◆ **Stored records**:
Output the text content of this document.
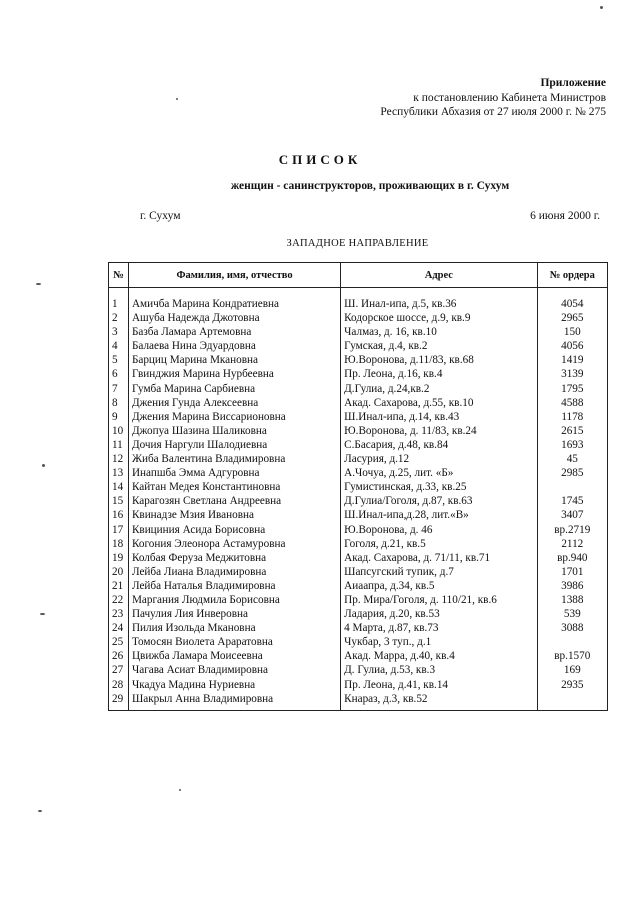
Приложение
к постановлению Кабинета Министров
Республики Абхазия от 27 июля 2000 г. № 275
СПИСОК
женщин - санинструкторов, проживающих в г. Сухум
г. Сухум	6 июня 2000 г.
ЗАПАДНОЕ НАПРАВЛЕНИЕ
№	Фамилия, имя, отчество	Адрес	№ ордера

1	Амичба Марина Кондратиевна	Ш. Инал-ипа, д.5, кв.36	4054
2	Ашуба Надежда Джотовна	Кодорское шоссе, д.9, кв.9	2965
3	Базба Ламара Артемовна	Чалмаз, д. 16, кв.10	150
4	Балаева Нина Эдуардовна	Гумская, д.4, кв.2	4056
5	Барциц Марина Мкановна	Ю.Воронова, д.11/83, кв.68	1419
6	Гвинджия Марина Нурбеевна	Пр. Леона, д.16, кв.4	3139
7	Гумба Марина Сарбиевна	Д.Гулиа, д.24,кв.2	1795
8	Джения Гунда Алексеевна	Акад. Сахарова, д.55, кв.10	4588
9	Джения Марина Виссарионовна	Ш.Инал-ипа, д.14, кв.43	1178
10	Джопуа Шазина Шаликовна	Ю.Воронова, д. 11/83, кв.24	2615
11	Дочия Наргули Шалодиевна	С.Басария, д.48, кв.84	1693
12	Жиба Валентина Владимировна	Ласурия, д.12	45
13	Инапшба Эмма Адгуровна	А.Чочуа, д.25, лит. «Б»	2985
14	Кайтан Медея Константиновна	Гумистинская, д.33, кв.25	
15	Карагозян Светлана Андреевна	Д.Гулиа/Гоголя, д.87, кв.63	1745
16	Квинадзе Мзия Ивановна	Ш.Инал-ипа,д.28, лит.«В»	3407
17	Квициния Асида Борисовна	Ю.Воронова, д. 46	вр.2719
18	Когония Элеонора Астамуровна	Гоголя, д.21, кв.5	2112
19	Колбая Феруза Меджитовна	Акад. Сахарова, д. 71/11, кв.71	вр.940
20	Лейба Лиана Владимировна	Шапсугский тупик, д.7	1701
21	Лейба Наталья Владимировна	Аиаапра, д.34, кв.5	3986
22	Маргания Людмила Борисовна	Пр. Мира/Гоголя, д. 110/21, кв.6	1388
23	Пачулия Лия Инверовна	Ладария, д.20, кв.53	539
24	Пилия Изольда Мкановна	4 Марта, д.87, кв.73	3088
25	Томосян Виолета Араратовна	Чукбар, 3 туп., д.1	
26	Цвижба Ламара Моисеевна	Акад. Марра, д.40, кв.4	вр.1570
27	Чагава Асиат Владимировна	Д. Гулиа, д.53, кв.3	169
28	Чкадуа Мадина Нуриевна	Пр. Леона, д.41, кв.14	2935
29	Шакрыл Анна Владимировна	Кнараз, д.3, кв.52	
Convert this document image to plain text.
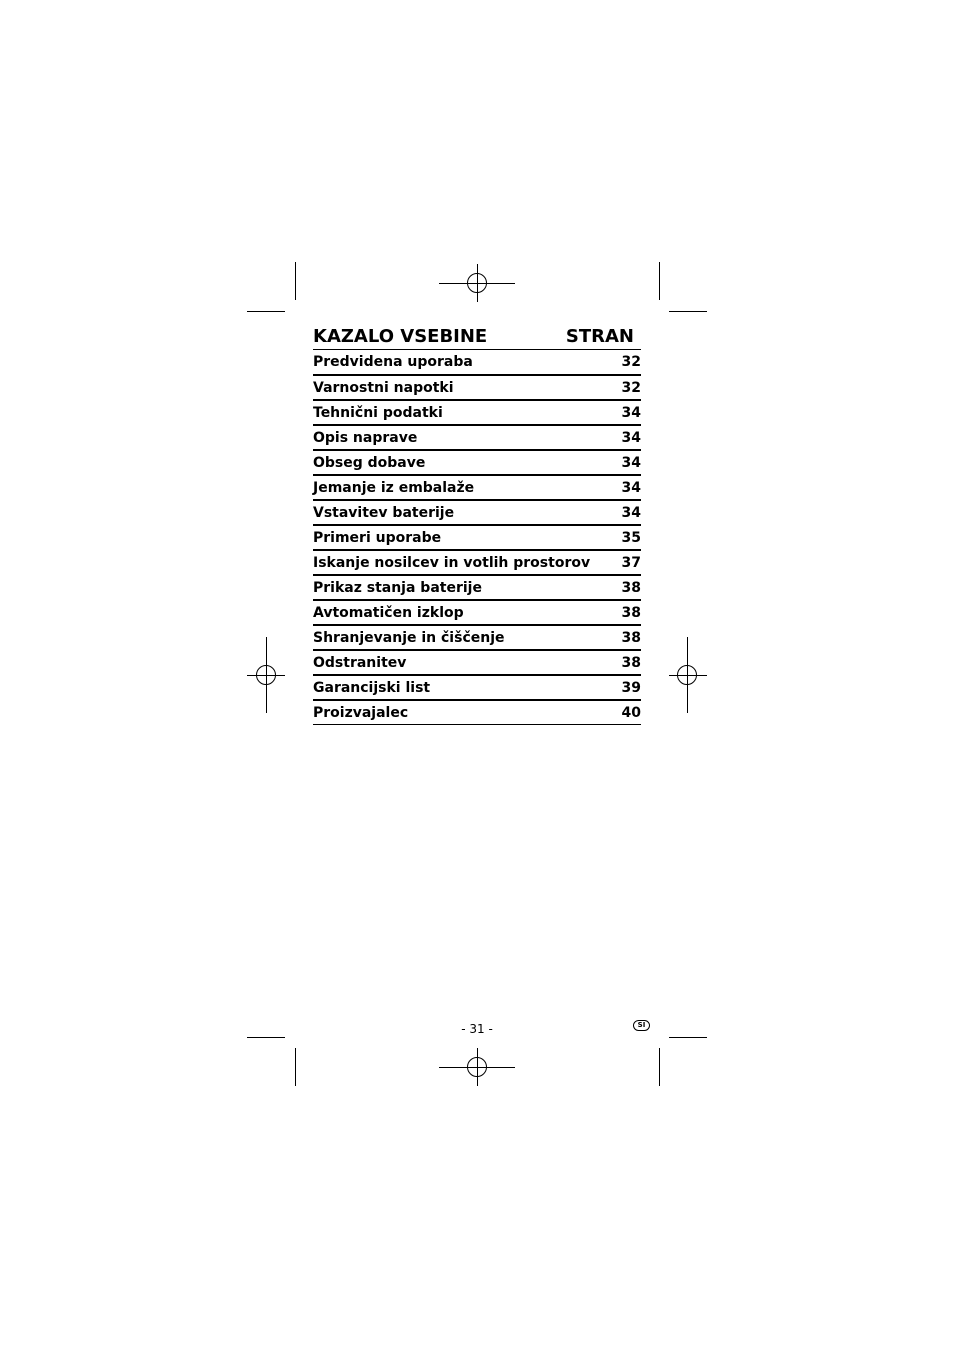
KAZALO VSEBINE	STRAN
Predvidena uporaba	32
Varnostni napotki	32
Tehnični podatki	34
Opis naprave	34
Obseg dobave	34
Jemanje iz embalaže	34
Vstavitev baterije	34
Primeri uporabe	35
Iskanje nosilcev in votlih prostorov 37
Prikaz stanja baterije	38
Avtomatičen izklop	38
Shranjevanje in čiščenje	38
Odstranitev	38
Garancijski list	39
Proizvajalec	40
- 31 -	SI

◆ **What is asked**: Tally up the lines in the preceding listing that contain the string "this". Respond with the number and nothing else.

◆ **Written solution**: 2